| EXERCISE INSTRUCTIONS |
Transcribe all the records with complete accuracy.
[BEGIN ROWS]
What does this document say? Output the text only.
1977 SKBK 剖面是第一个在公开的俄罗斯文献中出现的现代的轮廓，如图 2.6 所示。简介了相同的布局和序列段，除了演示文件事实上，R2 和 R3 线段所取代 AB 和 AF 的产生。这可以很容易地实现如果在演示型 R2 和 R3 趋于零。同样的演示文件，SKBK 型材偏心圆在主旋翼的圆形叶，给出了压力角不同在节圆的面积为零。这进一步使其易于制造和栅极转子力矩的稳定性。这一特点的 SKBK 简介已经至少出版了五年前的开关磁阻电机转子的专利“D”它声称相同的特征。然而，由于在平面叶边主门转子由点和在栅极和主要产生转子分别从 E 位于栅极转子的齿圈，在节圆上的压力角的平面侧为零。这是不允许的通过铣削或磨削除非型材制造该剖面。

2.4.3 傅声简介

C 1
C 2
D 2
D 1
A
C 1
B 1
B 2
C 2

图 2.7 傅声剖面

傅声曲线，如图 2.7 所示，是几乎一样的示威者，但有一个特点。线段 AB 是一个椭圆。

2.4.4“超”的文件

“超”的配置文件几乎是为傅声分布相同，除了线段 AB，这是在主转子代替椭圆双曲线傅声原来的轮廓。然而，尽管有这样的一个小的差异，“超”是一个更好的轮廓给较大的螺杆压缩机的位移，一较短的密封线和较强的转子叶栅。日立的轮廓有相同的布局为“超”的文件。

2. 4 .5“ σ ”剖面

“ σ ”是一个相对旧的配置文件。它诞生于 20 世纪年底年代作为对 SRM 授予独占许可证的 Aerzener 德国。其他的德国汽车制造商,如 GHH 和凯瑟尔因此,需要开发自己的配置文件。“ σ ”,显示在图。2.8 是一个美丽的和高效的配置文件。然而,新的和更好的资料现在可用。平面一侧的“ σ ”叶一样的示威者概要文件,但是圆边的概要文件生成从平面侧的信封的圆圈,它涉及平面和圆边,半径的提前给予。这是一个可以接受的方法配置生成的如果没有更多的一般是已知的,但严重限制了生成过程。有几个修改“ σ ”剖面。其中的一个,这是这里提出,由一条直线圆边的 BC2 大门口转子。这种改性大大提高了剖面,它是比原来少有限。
[END ROWS]
| EXERCISE OUTPUT |
What does this document say? Output the text only.
1977 SKBK 剖面是第一个在公开的俄罗斯文献中出现的现代的轮廓，如图 2.6 所示。简介了相同的布局和序列段，除了演示文件事实上，R2 和 R3 线段所取代 AB 和 AF 的产生。这可以很容易地实现如果在演示型 R2 和 R3 趋于零。同样的演示文件，SKBK 型材偏心圆在主旋翼的圆形叶，给出了压力角不同在节圆的面积为零。这进一步使其易于制造和栅极转子力矩的稳定性。这一特点的 SKBK 简介已经至少出版了五年前的开关磁阻电机转子的专利“D”它声称相同的特征。然而，由于在平面叶边主门转子由点和在栅极和主要产生转子分别从 E 位于栅极转子的齿圈，在节圆上的压力角的平面侧为零。这是不允许的通过铣削或磨削除非型材制造该剖面。

2.4.3 傅声简介

C 1
C 2
D 2
D 1
A
C 1
B 1
B 2
C 2

图 2.7 傅声剖面

傅声曲线，如图 2.7 所示，是几乎一样的示威者，但有一个特点。线段 AB 是一个椭圆。

2.4.4“超”的文件

“超”的配置文件几乎是为傅声分布相同，除了线段 AB，这是在主转子代替椭圆双曲线傅声原来的轮廓。然而，尽管有这样的一个小的差异，“超”是一个更好的轮廓给较大的螺杆压缩机的位移，一较短的密封线和较强的转子叶栅。日立的轮廓有相同的布局为“超”的文件。

2. 4 .5“ σ ”剖面

“ σ ”是一个相对旧的配置文件。它诞生于 20 世纪年底年代作为对 SRM 授予独占许可证的 Aerzener 德国。其他的德国汽车制造商,如 GHH 和凯瑟尔因此,需要开发自己的配置文件。“ σ ”,显示在图。2.8 是一个美丽的和高效的配置文件。然而,新的和更好的资料现在可用。平面一侧的“ σ ”叶一样的示威者概要文件,但是圆边的概要文件生成从平面侧的信封的圆圈,它涉及平面和圆边,半径的提前给予。这是一个可以接受的方法配置生成的如果没有更多的一般是已知的,但严重限制了生成过程。有几个修改“ σ ”剖面。其中的一个,这是这里提出,由一条直线圆边的 BC2 大门口转子。这种改性大大提高了剖面,它是比原来少有限。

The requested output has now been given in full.